§ Exercise requirements: Turn every line of the data below into a numbered list, leaving out any blank lines.

[Annotations of layout elements]
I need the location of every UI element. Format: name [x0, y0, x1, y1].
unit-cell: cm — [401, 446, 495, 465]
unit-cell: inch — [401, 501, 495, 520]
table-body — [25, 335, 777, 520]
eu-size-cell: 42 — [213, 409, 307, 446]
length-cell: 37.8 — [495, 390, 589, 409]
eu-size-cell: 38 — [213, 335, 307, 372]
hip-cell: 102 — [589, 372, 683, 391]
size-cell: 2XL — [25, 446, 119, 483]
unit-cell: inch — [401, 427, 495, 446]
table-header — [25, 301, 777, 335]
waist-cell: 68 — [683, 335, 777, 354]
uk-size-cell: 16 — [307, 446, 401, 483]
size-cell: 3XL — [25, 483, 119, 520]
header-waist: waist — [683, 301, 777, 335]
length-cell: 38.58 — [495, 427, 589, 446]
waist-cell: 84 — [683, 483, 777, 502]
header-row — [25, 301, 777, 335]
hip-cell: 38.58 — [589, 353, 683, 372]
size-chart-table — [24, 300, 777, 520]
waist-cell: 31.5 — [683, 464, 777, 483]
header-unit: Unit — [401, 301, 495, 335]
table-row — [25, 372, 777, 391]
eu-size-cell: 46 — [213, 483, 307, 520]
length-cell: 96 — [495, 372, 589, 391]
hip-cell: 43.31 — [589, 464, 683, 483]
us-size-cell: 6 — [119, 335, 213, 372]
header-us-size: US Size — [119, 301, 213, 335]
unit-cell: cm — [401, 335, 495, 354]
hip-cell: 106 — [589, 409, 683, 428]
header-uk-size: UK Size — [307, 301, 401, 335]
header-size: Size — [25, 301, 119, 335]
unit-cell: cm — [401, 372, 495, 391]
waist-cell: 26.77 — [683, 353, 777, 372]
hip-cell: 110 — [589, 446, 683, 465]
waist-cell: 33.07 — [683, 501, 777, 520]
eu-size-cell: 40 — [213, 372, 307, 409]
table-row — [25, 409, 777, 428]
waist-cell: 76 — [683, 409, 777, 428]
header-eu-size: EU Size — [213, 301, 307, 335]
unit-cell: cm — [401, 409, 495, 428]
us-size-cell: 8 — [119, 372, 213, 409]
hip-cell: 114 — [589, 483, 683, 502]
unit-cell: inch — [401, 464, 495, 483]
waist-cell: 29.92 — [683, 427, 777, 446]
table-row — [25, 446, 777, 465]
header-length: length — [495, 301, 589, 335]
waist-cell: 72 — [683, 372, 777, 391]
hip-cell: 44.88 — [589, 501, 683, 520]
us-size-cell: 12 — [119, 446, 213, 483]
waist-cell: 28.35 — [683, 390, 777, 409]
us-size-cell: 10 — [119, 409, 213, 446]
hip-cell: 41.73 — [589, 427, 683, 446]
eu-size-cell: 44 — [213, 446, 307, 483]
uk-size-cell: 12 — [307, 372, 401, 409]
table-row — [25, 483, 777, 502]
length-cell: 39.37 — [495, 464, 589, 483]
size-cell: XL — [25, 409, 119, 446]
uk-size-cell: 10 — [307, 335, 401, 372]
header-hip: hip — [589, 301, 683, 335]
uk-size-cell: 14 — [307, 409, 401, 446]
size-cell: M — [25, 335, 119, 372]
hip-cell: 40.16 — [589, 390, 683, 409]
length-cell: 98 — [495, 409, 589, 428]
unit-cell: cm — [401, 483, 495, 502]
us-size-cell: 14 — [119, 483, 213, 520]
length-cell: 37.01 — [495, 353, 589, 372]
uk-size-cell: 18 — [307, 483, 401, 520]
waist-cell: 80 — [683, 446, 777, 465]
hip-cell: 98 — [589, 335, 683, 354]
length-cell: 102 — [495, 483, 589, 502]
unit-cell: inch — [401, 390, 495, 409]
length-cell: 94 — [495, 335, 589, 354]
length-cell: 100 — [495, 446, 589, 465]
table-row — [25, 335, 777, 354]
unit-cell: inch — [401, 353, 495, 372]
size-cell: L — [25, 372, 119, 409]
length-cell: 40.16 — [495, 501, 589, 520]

§ Solution to the exercise:
1. I need the location of every UI element. Format: name [x0, y0, x1, y1].
2. unit-cell: cm — [401, 446, 495, 465]
3. unit-cell: inch — [401, 501, 495, 520]
4. table-body — [25, 335, 777, 520]
5. eu-size-cell: 42 — [213, 409, 307, 446]
6. length-cell: 37.8 — [495, 390, 589, 409]
7. eu-size-cell: 38 — [213, 335, 307, 372]
8. hip-cell: 102 — [589, 372, 683, 391]
9. size-cell: 2XL — [25, 446, 119, 483]
10. unit-cell: inch — [401, 427, 495, 446]
11. table-header — [25, 301, 777, 335]
12. waist-cell: 68 — [683, 335, 777, 354]
13. uk-size-cell: 16 — [307, 446, 401, 483]
14. size-cell: 3XL — [25, 483, 119, 520]
15. header-waist: waist — [683, 301, 777, 335]
16. length-cell: 38.58 — [495, 427, 589, 446]
17. waist-cell: 84 — [683, 483, 777, 502]
18. header-row — [25, 301, 777, 335]
19. hip-cell: 38.58 — [589, 353, 683, 372]
20. size-chart-table — [24, 300, 777, 520]
21. waist-cell: 31.5 — [683, 464, 777, 483]
22. header-unit: Unit — [401, 301, 495, 335]
23. table-row — [25, 372, 777, 391]
24. eu-size-cell: 46 — [213, 483, 307, 520]
25. length-cell: 96 — [495, 372, 589, 391]
26. hip-cell: 43.31 — [589, 464, 683, 483]
27. us-size-cell: 6 — [119, 335, 213, 372]
28. header-us-size: US Size — [119, 301, 213, 335]
29. unit-cell: cm — [401, 335, 495, 354]
30. hip-cell: 106 — [589, 409, 683, 428]
31. header-uk-size: UK Size — [307, 301, 401, 335]
32. header-size: Size — [25, 301, 119, 335]
33. unit-cell: cm — [401, 372, 495, 391]
34. waist-cell: 26.77 — [683, 353, 777, 372]
35. hip-cell: 110 — [589, 446, 683, 465]
36. waist-cell: 33.07 — [683, 501, 777, 520]
37. eu-size-cell: 40 — [213, 372, 307, 409]
38. table-row — [25, 409, 777, 428]
39. waist-cell: 76 — [683, 409, 777, 428]
40. header-eu-size: EU Size — [213, 301, 307, 335]
41. unit-cell: cm — [401, 409, 495, 428]
42. us-size-cell: 8 — [119, 372, 213, 409]
43. hip-cell: 114 — [589, 483, 683, 502]
44. unit-cell: inch — [401, 464, 495, 483]
45. waist-cell: 29.92 — [683, 427, 777, 446]
46. table-row — [25, 446, 777, 465]
47. header-length: length — [495, 301, 589, 335]
48. waist-cell: 72 — [683, 372, 777, 391]
49. hip-cell: 44.88 — [589, 501, 683, 520]
50. us-size-cell: 12 — [119, 446, 213, 483]
51. waist-cell: 28.35 — [683, 390, 777, 409]
52. us-size-cell: 10 — [119, 409, 213, 446]
53. hip-cell: 41.73 — [589, 427, 683, 446]
54. eu-size-cell: 44 — [213, 446, 307, 483]
55. uk-size-cell: 12 — [307, 372, 401, 409]
56. table-row — [25, 483, 777, 502]
57. length-cell: 39.37 — [495, 464, 589, 483]
58. size-cell: XL — [25, 409, 119, 446]
59. uk-size-cell: 10 — [307, 335, 401, 372]
60. header-hip: hip — [589, 301, 683, 335]
61. uk-size-cell: 14 — [307, 409, 401, 446]
62. size-cell: M — [25, 335, 119, 372]
63. hip-cell: 40.16 — [589, 390, 683, 409]
64. length-cell: 98 — [495, 409, 589, 428]
65. unit-cell: cm — [401, 483, 495, 502]
66. us-size-cell: 14 — [119, 483, 213, 520]
67. length-cell: 37.01 — [495, 353, 589, 372]
68. uk-size-cell: 18 — [307, 483, 401, 520]
69. waist-cell: 80 — [683, 446, 777, 465]
70. hip-cell: 98 — [589, 335, 683, 354]
71. length-cell: 102 — [495, 483, 589, 502]
72. unit-cell: inch — [401, 390, 495, 409]
73. length-cell: 94 — [495, 335, 589, 354]
74. length-cell: 100 — [495, 446, 589, 465]
75. table-row — [25, 335, 777, 354]
76. unit-cell: inch — [401, 353, 495, 372]
77. size-cell: L — [25, 372, 119, 409]
78. length-cell: 40.16 — [495, 501, 589, 520]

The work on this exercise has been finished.